Records shown |

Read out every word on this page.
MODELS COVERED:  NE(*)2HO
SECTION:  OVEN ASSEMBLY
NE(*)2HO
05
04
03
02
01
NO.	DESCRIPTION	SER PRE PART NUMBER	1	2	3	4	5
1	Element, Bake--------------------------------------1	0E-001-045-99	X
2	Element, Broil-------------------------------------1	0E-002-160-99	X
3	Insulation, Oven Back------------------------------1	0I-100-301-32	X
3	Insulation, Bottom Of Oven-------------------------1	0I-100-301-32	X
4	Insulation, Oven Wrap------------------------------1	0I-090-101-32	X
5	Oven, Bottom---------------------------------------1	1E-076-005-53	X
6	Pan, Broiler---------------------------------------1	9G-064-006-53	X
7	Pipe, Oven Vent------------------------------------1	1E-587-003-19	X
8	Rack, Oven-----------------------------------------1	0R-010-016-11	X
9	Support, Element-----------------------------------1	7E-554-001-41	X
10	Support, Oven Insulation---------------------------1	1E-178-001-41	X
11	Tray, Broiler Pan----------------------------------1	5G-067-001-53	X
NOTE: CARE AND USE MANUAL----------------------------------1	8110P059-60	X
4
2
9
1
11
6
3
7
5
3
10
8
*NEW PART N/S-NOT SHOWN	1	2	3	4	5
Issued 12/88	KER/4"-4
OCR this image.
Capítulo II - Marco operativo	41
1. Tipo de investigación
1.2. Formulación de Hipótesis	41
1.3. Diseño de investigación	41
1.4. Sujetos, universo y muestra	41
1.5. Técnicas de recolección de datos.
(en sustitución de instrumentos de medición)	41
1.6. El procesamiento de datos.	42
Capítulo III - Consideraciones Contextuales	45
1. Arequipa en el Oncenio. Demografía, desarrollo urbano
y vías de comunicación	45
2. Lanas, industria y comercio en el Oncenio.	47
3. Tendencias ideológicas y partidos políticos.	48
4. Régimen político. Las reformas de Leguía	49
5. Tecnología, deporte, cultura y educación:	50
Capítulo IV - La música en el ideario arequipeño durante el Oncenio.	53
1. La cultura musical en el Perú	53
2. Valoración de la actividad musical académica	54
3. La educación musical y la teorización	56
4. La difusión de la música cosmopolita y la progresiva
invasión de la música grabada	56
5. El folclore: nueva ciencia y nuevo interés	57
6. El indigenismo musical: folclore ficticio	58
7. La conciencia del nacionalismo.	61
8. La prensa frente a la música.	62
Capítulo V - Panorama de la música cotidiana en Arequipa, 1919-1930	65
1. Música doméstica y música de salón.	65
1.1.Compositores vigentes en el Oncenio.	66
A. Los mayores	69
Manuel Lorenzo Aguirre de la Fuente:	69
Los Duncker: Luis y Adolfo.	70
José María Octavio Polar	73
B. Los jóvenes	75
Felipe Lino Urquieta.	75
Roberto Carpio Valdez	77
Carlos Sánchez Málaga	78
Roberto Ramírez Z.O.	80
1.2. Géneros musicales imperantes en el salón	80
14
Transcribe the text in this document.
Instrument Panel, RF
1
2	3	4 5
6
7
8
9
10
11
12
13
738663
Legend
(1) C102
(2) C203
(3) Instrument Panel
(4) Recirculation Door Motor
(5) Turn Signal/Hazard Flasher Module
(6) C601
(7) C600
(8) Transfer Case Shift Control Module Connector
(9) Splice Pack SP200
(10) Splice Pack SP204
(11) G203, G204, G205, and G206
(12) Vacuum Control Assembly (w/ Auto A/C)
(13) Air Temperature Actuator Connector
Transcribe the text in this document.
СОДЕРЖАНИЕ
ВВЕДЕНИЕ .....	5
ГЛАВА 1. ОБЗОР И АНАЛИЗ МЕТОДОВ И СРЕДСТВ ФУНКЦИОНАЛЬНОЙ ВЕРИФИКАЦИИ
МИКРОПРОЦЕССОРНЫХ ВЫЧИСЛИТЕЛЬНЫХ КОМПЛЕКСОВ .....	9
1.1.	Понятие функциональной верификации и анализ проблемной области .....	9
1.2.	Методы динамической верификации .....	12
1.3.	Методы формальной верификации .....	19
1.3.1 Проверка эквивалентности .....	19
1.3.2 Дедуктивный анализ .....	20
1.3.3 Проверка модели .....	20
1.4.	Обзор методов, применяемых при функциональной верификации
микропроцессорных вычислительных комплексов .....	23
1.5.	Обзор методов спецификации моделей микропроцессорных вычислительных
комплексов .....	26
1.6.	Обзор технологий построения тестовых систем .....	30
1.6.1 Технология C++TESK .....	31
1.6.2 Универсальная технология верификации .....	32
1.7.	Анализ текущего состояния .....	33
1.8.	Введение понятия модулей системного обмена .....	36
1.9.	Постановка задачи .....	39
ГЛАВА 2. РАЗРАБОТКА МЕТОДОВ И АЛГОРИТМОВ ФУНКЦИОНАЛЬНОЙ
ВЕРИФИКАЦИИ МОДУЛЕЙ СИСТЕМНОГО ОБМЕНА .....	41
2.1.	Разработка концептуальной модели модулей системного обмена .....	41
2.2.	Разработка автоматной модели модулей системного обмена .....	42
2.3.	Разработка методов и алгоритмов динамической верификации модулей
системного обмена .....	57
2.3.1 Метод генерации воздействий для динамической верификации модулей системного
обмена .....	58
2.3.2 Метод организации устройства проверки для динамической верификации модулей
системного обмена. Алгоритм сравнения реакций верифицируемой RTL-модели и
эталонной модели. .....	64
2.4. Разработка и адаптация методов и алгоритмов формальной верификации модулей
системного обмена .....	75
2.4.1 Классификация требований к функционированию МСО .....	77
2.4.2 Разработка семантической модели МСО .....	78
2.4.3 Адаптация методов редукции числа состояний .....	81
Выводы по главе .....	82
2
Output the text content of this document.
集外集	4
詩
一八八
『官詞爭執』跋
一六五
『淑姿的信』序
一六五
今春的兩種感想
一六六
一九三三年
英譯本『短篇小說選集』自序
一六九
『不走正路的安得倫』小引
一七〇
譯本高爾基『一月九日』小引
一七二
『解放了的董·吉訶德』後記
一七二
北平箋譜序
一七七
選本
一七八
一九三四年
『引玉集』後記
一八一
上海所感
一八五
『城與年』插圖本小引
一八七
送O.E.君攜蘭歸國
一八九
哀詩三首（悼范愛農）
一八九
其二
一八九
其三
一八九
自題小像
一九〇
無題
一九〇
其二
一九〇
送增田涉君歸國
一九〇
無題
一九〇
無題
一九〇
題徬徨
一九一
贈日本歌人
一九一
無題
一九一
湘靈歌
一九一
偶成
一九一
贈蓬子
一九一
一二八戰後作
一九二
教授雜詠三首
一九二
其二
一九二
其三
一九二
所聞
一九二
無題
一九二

Task instructions | Your output consists solely of the lines from the one with "Output the text content of this document." through the last line, copied exactly.

Task response |
Output the text content of this document.
集外集	4
詩
一八八
『官詞爭執』跋
一六五
『淑姿的信』序
一六五
今春的兩種感想
一六六
一九三三年
英譯本『短篇小說選集』自序
一六九
『不走正路的安得倫』小引
一七〇
譯本高爾基『一月九日』小引
一七二
『解放了的董·吉訶德』後記
一七二
北平箋譜序
一七七
選本
一七八
一九三四年
『引玉集』後記
一八一
上海所感
一八五
『城與年』插圖本小引
一八七
送O.E.君攜蘭歸國
一八九
哀詩三首（悼范愛農）
一八九
其二
一八九
其三
一八九
自題小像
一九〇
無題
一九〇
其二
一九〇
送增田涉君歸國
一九〇
無題
一九〇
無題
一九〇
題徬徨
一九一
贈日本歌人
一九一
無題
一九一
湘靈歌
一九一
偶成
一九一
贈蓬子
一九一
一二八戰後作
一九二
教授雜詠三首
一九二
其二
一九二
其三
一九二
所聞
一九二
無題
一九二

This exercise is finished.